[RECORD EXCERPTS]

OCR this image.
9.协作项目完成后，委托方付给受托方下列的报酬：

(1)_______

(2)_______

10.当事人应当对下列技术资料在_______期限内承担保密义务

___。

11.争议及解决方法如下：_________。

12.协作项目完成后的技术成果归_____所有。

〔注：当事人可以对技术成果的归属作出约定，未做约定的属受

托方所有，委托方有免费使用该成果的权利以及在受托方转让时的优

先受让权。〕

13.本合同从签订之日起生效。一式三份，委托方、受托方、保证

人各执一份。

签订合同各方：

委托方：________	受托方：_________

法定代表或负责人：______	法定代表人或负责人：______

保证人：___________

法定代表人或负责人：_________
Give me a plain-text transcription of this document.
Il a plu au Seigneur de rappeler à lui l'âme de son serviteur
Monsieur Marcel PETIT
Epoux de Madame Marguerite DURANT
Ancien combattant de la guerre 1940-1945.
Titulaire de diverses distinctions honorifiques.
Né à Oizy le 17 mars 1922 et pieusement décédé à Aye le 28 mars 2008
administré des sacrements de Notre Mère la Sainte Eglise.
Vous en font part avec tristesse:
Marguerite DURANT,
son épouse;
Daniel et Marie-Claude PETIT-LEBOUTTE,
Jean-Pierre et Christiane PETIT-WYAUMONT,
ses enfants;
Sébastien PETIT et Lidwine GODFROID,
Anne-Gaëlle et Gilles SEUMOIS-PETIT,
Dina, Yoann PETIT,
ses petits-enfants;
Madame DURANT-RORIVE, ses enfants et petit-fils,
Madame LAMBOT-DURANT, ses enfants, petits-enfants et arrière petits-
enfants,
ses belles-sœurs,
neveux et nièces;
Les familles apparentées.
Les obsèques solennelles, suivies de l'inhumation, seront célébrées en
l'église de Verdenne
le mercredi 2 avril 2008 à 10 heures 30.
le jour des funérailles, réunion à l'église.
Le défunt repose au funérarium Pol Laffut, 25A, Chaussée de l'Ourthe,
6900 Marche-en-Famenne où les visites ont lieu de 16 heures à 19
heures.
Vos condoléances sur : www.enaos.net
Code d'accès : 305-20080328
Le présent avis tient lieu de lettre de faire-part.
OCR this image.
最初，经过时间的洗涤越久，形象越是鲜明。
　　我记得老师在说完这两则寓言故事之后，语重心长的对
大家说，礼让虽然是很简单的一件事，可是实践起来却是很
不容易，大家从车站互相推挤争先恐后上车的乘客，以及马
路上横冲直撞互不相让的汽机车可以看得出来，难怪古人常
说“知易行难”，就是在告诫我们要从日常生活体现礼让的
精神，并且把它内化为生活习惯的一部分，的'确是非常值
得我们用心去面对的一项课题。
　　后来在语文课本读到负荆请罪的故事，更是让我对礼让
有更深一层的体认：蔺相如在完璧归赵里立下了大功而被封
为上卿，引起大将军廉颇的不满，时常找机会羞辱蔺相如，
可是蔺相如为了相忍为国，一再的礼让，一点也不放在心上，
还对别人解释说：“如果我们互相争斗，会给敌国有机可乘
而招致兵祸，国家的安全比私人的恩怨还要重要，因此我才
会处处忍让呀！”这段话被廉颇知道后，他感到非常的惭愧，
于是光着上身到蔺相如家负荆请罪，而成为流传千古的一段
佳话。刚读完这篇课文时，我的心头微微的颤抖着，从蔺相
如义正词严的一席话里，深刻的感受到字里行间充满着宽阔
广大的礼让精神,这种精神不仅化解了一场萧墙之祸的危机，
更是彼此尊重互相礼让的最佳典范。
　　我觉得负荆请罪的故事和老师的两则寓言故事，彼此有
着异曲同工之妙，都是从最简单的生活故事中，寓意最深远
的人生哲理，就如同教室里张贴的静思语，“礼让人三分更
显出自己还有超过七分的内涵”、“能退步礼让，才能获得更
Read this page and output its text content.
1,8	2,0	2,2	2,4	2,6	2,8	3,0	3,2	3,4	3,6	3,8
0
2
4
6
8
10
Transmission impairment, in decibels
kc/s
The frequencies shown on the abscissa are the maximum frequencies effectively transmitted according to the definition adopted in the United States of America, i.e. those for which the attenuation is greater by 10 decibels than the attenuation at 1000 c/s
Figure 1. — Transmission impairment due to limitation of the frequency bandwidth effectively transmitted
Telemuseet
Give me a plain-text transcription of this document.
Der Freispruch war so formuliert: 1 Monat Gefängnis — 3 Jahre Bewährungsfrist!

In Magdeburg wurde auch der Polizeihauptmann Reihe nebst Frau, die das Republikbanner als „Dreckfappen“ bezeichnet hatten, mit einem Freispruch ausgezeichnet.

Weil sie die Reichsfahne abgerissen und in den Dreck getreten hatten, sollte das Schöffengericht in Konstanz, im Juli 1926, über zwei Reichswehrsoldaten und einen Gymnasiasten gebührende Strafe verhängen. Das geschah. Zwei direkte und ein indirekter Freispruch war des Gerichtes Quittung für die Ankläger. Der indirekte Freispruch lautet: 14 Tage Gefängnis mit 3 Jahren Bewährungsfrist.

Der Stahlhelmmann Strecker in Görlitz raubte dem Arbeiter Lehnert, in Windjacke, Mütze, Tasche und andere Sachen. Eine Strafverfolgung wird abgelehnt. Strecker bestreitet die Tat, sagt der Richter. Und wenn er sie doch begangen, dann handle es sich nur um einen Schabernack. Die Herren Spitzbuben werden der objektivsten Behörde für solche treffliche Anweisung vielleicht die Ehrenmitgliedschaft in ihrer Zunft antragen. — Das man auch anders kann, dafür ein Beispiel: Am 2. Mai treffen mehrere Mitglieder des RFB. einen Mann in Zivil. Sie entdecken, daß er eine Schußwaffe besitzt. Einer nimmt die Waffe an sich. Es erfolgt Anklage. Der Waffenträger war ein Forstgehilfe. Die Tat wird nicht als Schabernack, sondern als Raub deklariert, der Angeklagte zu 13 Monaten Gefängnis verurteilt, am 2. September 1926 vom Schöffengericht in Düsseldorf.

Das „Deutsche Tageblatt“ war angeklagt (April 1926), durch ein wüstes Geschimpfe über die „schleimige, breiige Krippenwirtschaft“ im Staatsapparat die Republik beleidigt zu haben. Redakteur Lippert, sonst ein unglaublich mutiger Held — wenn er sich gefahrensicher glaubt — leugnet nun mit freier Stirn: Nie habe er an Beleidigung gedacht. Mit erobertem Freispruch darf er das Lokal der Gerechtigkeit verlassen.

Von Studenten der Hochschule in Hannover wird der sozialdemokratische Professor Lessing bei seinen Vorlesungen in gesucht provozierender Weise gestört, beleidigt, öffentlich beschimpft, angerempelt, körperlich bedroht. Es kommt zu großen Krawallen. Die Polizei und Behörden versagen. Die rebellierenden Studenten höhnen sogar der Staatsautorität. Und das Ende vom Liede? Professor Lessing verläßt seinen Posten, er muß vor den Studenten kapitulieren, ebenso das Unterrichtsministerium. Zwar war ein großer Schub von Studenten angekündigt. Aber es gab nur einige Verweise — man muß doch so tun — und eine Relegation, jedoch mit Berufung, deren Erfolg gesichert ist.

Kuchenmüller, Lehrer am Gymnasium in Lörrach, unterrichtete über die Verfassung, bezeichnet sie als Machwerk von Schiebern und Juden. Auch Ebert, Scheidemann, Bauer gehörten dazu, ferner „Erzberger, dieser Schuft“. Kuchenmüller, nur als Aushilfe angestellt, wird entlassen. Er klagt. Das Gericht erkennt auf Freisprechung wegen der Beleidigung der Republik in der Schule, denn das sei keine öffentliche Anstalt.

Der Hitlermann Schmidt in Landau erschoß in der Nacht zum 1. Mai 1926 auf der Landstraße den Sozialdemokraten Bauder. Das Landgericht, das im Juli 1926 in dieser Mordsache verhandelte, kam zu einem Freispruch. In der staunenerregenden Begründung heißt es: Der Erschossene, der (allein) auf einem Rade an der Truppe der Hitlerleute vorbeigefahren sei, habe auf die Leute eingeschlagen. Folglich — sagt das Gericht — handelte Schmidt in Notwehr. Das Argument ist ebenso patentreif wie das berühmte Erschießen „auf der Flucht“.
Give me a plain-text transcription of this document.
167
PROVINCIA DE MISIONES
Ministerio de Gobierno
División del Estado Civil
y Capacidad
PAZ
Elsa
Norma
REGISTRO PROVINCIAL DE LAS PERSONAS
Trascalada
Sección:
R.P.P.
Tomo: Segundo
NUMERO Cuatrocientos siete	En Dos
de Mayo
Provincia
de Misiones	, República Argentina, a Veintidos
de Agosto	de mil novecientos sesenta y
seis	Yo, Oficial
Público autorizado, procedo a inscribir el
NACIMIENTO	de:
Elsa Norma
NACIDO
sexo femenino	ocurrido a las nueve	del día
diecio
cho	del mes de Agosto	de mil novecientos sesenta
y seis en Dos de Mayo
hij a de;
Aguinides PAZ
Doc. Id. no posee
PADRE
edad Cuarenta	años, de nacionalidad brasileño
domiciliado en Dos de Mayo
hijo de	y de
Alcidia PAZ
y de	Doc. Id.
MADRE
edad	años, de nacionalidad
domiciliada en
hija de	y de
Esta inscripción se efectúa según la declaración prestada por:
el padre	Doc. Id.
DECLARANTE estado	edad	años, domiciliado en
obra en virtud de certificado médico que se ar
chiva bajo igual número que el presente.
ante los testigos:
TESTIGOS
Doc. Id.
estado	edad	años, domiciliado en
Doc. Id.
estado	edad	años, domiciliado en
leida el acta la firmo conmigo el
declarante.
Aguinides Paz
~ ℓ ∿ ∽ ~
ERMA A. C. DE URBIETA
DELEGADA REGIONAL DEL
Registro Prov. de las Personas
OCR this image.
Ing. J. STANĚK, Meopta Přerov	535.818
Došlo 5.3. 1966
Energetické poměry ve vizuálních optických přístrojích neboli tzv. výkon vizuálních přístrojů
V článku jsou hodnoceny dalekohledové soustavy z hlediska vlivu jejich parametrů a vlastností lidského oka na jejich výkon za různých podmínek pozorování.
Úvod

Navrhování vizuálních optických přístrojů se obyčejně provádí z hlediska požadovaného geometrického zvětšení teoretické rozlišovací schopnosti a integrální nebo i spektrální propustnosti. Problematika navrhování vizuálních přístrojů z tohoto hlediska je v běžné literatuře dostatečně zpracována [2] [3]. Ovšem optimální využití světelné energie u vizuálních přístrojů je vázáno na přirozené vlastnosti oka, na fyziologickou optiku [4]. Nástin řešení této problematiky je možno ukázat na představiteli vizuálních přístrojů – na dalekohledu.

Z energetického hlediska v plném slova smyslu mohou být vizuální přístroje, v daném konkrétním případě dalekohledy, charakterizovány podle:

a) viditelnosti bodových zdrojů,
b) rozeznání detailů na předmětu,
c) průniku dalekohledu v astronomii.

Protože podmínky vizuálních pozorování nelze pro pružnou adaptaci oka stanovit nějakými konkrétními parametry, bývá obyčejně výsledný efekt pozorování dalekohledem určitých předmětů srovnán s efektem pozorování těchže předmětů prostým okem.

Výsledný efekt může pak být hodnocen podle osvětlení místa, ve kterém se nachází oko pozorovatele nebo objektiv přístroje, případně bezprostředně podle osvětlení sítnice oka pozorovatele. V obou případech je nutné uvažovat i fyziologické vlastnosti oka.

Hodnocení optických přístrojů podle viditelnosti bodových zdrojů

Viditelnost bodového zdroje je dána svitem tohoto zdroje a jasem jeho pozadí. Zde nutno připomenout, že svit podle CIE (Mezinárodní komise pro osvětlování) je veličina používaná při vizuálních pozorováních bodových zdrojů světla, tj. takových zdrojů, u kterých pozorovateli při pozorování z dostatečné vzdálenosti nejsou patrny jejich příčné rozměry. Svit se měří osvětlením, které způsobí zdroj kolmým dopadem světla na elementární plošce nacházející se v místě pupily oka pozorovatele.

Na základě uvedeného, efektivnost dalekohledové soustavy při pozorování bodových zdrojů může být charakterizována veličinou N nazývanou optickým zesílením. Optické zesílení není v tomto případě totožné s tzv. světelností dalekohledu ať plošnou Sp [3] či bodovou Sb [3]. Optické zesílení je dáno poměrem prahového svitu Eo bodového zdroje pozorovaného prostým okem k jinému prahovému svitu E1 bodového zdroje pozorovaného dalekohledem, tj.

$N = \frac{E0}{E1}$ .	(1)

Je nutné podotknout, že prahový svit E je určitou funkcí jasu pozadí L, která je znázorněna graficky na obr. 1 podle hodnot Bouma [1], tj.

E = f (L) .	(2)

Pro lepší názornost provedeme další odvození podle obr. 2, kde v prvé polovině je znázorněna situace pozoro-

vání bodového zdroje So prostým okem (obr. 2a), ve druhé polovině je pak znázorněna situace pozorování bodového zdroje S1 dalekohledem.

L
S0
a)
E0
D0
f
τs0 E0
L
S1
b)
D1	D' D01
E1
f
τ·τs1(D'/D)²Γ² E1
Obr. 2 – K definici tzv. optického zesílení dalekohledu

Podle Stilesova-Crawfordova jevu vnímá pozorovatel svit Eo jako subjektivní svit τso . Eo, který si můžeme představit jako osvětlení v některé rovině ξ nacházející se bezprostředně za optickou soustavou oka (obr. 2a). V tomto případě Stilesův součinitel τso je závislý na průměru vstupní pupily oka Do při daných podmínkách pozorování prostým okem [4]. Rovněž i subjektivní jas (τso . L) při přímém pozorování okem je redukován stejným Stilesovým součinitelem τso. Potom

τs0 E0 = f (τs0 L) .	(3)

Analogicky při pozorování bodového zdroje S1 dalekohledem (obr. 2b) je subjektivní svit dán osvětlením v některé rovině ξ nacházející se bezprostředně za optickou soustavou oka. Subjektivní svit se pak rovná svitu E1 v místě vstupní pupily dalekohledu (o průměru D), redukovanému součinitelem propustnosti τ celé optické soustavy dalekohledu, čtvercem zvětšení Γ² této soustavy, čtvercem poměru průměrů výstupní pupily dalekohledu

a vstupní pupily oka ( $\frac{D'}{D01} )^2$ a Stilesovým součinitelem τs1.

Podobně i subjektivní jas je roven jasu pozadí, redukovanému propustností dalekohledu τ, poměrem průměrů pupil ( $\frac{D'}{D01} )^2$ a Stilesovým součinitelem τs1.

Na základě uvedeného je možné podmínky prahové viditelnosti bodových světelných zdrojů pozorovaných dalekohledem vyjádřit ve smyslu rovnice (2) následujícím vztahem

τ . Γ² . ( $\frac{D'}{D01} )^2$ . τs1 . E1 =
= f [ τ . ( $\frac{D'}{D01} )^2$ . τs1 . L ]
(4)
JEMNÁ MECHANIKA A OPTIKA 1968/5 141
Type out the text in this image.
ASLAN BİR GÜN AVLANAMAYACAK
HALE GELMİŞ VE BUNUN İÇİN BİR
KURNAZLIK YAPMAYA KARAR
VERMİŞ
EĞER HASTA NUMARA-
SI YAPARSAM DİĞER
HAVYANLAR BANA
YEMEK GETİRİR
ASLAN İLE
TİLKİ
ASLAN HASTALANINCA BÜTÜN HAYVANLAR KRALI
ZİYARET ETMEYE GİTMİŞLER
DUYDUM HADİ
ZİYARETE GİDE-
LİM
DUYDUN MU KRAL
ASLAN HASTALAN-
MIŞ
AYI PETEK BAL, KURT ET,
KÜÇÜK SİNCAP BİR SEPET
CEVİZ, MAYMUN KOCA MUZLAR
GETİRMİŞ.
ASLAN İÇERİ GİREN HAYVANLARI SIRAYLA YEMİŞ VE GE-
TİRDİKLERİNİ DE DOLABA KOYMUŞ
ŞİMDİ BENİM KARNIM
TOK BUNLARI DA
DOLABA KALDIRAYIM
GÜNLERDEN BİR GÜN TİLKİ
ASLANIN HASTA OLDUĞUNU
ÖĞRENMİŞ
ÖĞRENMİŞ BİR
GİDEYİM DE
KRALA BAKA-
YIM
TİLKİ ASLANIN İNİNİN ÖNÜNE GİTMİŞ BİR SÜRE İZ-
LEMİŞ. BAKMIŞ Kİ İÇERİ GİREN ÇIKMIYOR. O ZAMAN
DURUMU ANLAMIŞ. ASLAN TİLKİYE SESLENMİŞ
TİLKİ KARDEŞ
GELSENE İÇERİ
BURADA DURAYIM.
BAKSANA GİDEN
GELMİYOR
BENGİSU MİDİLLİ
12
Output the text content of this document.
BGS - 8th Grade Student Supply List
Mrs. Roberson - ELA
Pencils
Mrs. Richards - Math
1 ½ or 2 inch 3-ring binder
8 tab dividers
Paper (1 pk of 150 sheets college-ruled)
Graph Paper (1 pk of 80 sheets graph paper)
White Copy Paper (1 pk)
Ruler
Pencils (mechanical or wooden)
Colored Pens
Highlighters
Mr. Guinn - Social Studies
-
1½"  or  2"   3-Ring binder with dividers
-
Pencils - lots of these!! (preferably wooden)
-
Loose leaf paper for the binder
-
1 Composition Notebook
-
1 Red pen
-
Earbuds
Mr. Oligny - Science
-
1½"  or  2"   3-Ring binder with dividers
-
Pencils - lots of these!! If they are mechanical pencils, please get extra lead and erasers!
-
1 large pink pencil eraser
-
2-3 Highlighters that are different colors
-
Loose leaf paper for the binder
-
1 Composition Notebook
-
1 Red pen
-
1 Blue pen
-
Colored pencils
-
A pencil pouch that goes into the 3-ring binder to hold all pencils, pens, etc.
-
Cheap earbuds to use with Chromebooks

[YOUR INSTRUCTIONS]
Collect the lines that hold "vstupní".

[TASK RESPONSE]
Podle Stilesova-Crawfordova jevu vnímá pozorovatel svit Eo jako subjektivní svit τso . Eo, který si můžeme představit jako osvětlení v některé rovině ξ nacházející se bezprostředně za optickou soustavou oka (obr. 2a). V tomto případě Stilesův součinitel τso je závislý na průměru vstupní pupily oka Do při daných podmínkách pozorování prostým okem [4]. Rovněž i subjektivní jas (τso . L) při přímém pozorování okem je redukován stejným Stilesovým součinitelem τso. Potom
Analogicky při pozorování bodového zdroje S1 dalekohledem (obr. 2b) je subjektivní svit dán osvětlením v některé rovině ξ nacházející se bezprostředně za optickou soustavou oka. Subjektivní svit se pak rovná svitu E1 v místě vstupní pupily dalekohledu (o průměru D), redukovanému součinitelem propustnosti τ celé optické soustavy dalekohledu, čtvercem zvětšení Γ² této soustavy, čtvercem poměru průměrů výstupní pupily dalekohledu
a vstupní pupily oka ( $\frac{D'}{D01} )^2$ a Stilesovým součinitelem τs1.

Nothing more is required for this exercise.